→ **The request**: Leave out the pictures and transcribe the rest of the records exactly.

→ **Material for the task**:

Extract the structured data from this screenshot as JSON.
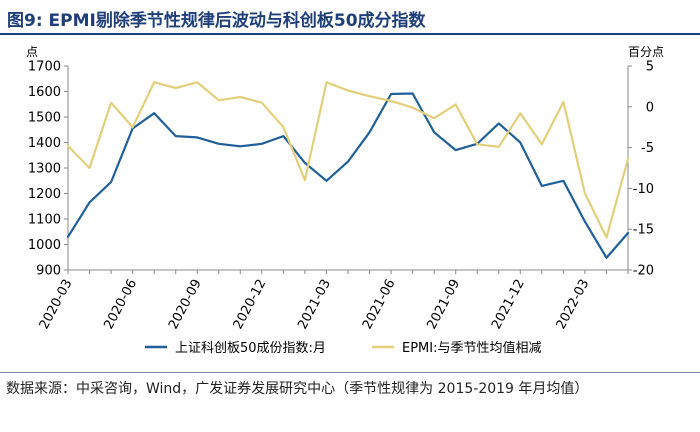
{
  "title": "图9:  EPMI剔除季节性规律后波动与科创板50成分指数",
  "source": "数据来源：中采咨询，Wind，广发证券发展研究中心（季节性规律为 2015-2019 年月均值）",
  "chart_data": {
    "type": "line",
    "title": "",
    "x_labels": [
      "2020-03",
      "2020-04",
      "2020-05",
      "2020-06",
      "2020-07",
      "2020-08",
      "2020-09",
      "2020-10",
      "2020-11",
      "2020-12",
      "2021-01",
      "2021-02",
      "2021-03",
      "2021-04",
      "2021-05",
      "2021-06",
      "2021-07",
      "2021-08",
      "2021-09",
      "2021-10",
      "2021-11",
      "2021-12",
      "2022-01",
      "2022-02",
      "2022-03",
      "2022-04",
      "2022-05"
    ],
    "x_tick_labels": [
      "2020-03",
      "2020-06",
      "2020-09",
      "2020-12",
      "2021-03",
      "2021-06",
      "2021-09",
      "2021-12",
      "2022-03"
    ],
    "left_axis": {
      "unit_label": "点",
      "ylim": [
        900,
        1700
      ],
      "ticks": [
        900,
        1000,
        1100,
        1200,
        1300,
        1400,
        1500,
        1600,
        1700
      ]
    },
    "right_axis": {
      "unit_label": "百分点",
      "ylim": [
        -20,
        5
      ],
      "ticks": [
        -20,
        -15,
        -10,
        -5,
        0,
        5
      ]
    },
    "series": [
      {
        "name": "上证科创板50成份指数:月",
        "axis": "left",
        "color": "#1f5f9a",
        "values": [
          1030,
          1165,
          1245,
          1455,
          1515,
          1425,
          1420,
          1395,
          1385,
          1395,
          1425,
          1320,
          1250,
          1325,
          1440,
          1590,
          1592,
          1440,
          1370,
          1395,
          1475,
          1400,
          1230,
          1250,
          1090,
          948,
          1045
        ]
      },
      {
        "name": "EPMI:与季节性均值相减",
        "axis": "right",
        "color": "#e3cf7a",
        "values": [
          -4.8,
          -7.5,
          0.5,
          -2.5,
          3,
          2.3,
          3,
          0.8,
          1.2,
          0.5,
          -2.5,
          -9,
          3,
          2,
          1.3,
          0.7,
          -0.1,
          -1.4,
          0.3,
          -4.6,
          -4.9,
          -0.8,
          -4.6,
          0.6,
          -10.6,
          -16,
          -6.4
        ]
      }
    ],
    "grid": false,
    "legend_position": "bottom"
  }
}
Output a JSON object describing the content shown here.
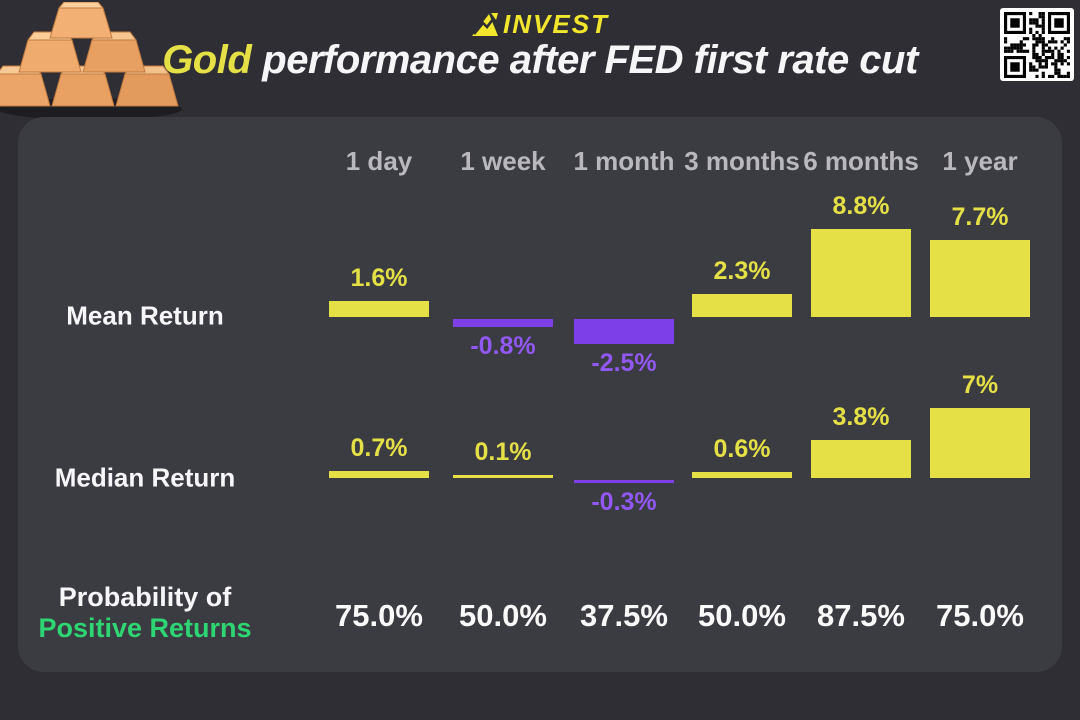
{
  "page": {
    "background": "#2e2e34",
    "panel_color": "#3b3b42"
  },
  "header": {
    "logo_text": "INVEST",
    "logo_color": "#f2e72c",
    "title_highlight": "Gold",
    "title_rest": "performance after FED first rate cut"
  },
  "chart_data": {
    "type": "bar",
    "title": "Gold performance after FED first rate cut",
    "categories": [
      "1 day",
      "1 week",
      "1 month",
      "3 months",
      "6 months",
      "1 year"
    ],
    "series": [
      {
        "name": "Mean Return",
        "values": [
          1.6,
          -0.8,
          -2.5,
          2.3,
          8.8,
          7.7
        ],
        "labels": [
          "1.6%",
          "-0.8%",
          "-2.5%",
          "2.3%",
          "8.8%",
          "7.7%"
        ]
      },
      {
        "name": "Median Return",
        "values": [
          0.7,
          0.1,
          -0.3,
          0.6,
          3.8,
          7
        ],
        "labels": [
          "0.7%",
          "0.1%",
          "-0.3%",
          "0.6%",
          "3.8%",
          "7%"
        ]
      }
    ],
    "probability": {
      "name_line1": "Probability of",
      "name_line2": "Positive Returns",
      "name_color": "#2ed573",
      "values": [
        "75.0%",
        "50.0%",
        "37.5%",
        "50.0%",
        "87.5%",
        "75.0%"
      ]
    },
    "positive_color": "#e4e046",
    "negative_color": "#7d3fe8",
    "negative_label_color": "#9158f4",
    "grid": false,
    "legend_position": "none",
    "ylabel": "",
    "xlabel": ""
  }
}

→ **Result below**:
Extract the structured data from this screenshot as JSON.
{
  "title": "图9:  EPMI剔除季节性规律后波动与科创板50成分指数",
  "source": "数据来源：中采咨询，Wind，广发证券发展研究中心（季节性规律为 2015-2019 年月均值）",
  "chart_data": {
    "type": "line",
    "title": "",
    "x_labels": [
      "2020-03",
      "2020-04",
      "2020-05",
      "2020-06",
      "2020-07",
      "2020-08",
      "2020-09",
      "2020-10",
      "2020-11",
      "2020-12",
      "2021-01",
      "2021-02",
      "2021-03",
      "2021-04",
      "2021-05",
      "2021-06",
      "2021-07",
      "2021-08",
      "2021-09",
      "2021-10",
      "2021-11",
      "2021-12",
      "2022-01",
      "2022-02",
      "2022-03",
      "2022-04",
      "2022-05"
    ],
    "x_tick_labels": [
      "2020-03",
      "2020-06",
      "2020-09",
      "2020-12",
      "2021-03",
      "2021-06",
      "2021-09",
      "2021-12",
      "2022-03"
    ],
    "left_axis": {
      "unit_label": "点",
      "ylim": [
        900,
        1700
      ],
      "ticks": [
        900,
        1000,
        1100,
        1200,
        1300,
        1400,
        1500,
        1600,
        1700
      ]
    },
    "right_axis": {
      "unit_label": "百分点",
      "ylim": [
        -20,
        5
      ],
      "ticks": [
        -20,
        -15,
        -10,
        -5,
        0,
        5
      ]
    },
    "series": [
      {
        "name": "上证科创板50成份指数:月",
        "axis": "left",
        "color": "#1f5f9a",
        "values": [
          1030,
          1165,
          1245,
          1455,
          1515,
          1425,
          1420,
          1395,
          1385,
          1395,
          1425,
          1320,
          1250,
          1325,
          1440,
          1590,
          1592,
          1440,
          1370,
          1395,
          1475,
          1400,
          1230,
          1250,
          1090,
          948,
          1045
        ]
      },
      {
        "name": "EPMI:与季节性均值相减",
        "axis": "right",
        "color": "#e3cf7a",
        "values": [
          -4.8,
          -7.5,
          0.5,
          -2.5,
          3,
          2.3,
          3,
          0.8,
          1.2,
          0.5,
          -2.5,
          -9,
          3,
          2,
          1.3,
          0.7,
          -0.1,
          -1.4,
          0.3,
          -4.6,
          -4.9,
          -0.8,
          -4.6,
          0.6,
          -10.6,
          -16,
          -6.4
        ]
      }
    ],
    "grid": false,
    "legend_position": "bottom"
  }
}
Output a JSON object describing the content shown here.
{
  "page": {
    "background": "#2e2e34",
    "panel_color": "#3b3b42"
  },
  "header": {
    "logo_text": "INVEST",
    "logo_color": "#f2e72c",
    "title_highlight": "Gold",
    "title_rest": "performance after FED first rate cut"
  },
  "chart_data": {
    "type": "bar",
    "title": "Gold performance after FED first rate cut",
    "categories": [
      "1 day",
      "1 week",
      "1 month",
      "3 months",
      "6 months",
      "1 year"
    ],
    "series": [
      {
        "name": "Mean Return",
        "values": [
          1.6,
          -0.8,
          -2.5,
          2.3,
          8.8,
          7.7
        ],
        "labels": [
          "1.6%",
          "-0.8%",
          "-2.5%",
          "2.3%",
          "8.8%",
          "7.7%"
        ]
      },
      {
        "name": "Median Return",
        "values": [
          0.7,
          0.1,
          -0.3,
          0.6,
          3.8,
          7
        ],
        "labels": [
          "0.7%",
          "0.1%",
          "-0.3%",
          "0.6%",
          "3.8%",
          "7%"
        ]
      }
    ],
    "probability": {
      "name_line1": "Probability of",
      "name_line2": "Positive Returns",
      "name_color": "#2ed573",
      "values": [
        "75.0%",
        "50.0%",
        "37.5%",
        "50.0%",
        "87.5%",
        "75.0%"
      ]
    },
    "positive_color": "#e4e046",
    "negative_color": "#7d3fe8",
    "negative_label_color": "#9158f4",
    "grid": false,
    "legend_position": "none",
    "ylabel": "",
    "xlabel": ""
  }
}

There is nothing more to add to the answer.